WHAT YOU NEED TO DO:
Note each line that includes the word "replies". Copy those lines.

··· SUPPLIED ENTRIES ···

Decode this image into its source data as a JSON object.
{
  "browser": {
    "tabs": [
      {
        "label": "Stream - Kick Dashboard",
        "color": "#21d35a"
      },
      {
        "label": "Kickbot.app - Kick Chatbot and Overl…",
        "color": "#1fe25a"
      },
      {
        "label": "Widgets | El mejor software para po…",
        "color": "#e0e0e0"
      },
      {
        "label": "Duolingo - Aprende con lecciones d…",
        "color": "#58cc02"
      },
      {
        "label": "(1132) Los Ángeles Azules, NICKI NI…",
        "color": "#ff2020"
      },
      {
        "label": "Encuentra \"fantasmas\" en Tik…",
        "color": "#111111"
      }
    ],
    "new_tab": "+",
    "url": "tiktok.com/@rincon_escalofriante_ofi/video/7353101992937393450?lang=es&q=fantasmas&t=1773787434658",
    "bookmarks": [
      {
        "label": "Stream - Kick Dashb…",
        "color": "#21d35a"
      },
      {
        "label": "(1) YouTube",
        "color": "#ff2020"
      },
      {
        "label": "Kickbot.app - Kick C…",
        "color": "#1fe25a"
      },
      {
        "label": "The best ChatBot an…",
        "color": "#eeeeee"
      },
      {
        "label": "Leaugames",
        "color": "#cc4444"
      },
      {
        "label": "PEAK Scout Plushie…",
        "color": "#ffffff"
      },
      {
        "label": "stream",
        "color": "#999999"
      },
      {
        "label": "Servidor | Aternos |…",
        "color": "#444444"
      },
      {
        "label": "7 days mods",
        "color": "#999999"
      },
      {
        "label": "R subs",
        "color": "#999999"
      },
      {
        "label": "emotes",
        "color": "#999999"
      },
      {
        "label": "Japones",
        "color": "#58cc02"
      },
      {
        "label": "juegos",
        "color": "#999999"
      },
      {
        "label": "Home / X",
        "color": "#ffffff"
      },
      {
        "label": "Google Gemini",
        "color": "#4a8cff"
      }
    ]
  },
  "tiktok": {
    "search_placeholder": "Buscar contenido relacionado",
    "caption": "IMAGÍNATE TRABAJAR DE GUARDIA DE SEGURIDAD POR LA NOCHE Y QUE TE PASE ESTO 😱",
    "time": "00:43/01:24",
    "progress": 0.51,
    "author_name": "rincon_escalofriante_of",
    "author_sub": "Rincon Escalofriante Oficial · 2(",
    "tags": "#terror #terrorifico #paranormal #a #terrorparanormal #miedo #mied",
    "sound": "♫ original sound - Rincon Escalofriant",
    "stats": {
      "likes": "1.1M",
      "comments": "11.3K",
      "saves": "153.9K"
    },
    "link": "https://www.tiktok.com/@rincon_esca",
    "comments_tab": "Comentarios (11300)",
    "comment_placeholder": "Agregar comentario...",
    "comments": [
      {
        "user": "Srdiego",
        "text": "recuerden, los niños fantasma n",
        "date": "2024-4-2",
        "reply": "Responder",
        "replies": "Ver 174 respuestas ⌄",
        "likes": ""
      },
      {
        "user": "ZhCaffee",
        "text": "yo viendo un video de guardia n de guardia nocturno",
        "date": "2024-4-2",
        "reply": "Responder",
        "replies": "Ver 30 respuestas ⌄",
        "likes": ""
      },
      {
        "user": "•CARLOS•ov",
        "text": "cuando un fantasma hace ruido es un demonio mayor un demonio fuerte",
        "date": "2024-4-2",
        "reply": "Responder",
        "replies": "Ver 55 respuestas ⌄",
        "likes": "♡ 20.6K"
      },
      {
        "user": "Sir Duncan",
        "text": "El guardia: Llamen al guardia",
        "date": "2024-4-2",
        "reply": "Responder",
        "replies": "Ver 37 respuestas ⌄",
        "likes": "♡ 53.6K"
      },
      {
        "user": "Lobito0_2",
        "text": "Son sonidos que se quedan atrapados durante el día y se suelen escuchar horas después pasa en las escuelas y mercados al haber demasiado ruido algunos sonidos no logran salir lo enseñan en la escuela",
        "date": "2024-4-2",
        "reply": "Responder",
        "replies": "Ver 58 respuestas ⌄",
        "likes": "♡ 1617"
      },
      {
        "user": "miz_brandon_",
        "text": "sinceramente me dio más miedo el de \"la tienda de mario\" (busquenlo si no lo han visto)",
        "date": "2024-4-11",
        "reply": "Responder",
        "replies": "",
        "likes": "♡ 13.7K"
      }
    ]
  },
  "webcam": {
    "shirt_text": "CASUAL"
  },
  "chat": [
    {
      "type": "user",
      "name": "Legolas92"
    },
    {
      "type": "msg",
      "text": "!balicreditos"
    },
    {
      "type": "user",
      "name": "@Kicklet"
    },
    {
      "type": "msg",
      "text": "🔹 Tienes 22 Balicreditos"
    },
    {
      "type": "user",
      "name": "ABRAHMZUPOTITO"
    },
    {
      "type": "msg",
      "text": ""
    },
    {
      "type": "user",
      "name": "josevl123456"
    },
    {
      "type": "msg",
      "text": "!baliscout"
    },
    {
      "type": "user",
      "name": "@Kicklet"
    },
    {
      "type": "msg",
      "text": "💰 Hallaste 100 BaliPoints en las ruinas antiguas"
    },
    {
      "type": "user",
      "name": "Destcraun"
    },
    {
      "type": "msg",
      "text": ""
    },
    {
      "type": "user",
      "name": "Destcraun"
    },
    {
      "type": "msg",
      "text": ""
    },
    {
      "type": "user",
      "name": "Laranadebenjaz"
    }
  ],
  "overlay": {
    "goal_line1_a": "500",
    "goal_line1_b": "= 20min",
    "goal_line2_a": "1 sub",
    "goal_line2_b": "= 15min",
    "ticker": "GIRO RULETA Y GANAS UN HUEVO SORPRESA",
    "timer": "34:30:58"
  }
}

···

FULL RESPONSE:
        "replies": "Ver 174 respuestas ⌄",
        "replies": "Ver 30 respuestas ⌄",
        "replies": "Ver 55 respuestas ⌄",
        "replies": "Ver 37 respuestas ⌄",
        "replies": "Ver 58 respuestas ⌄",
        "replies": "",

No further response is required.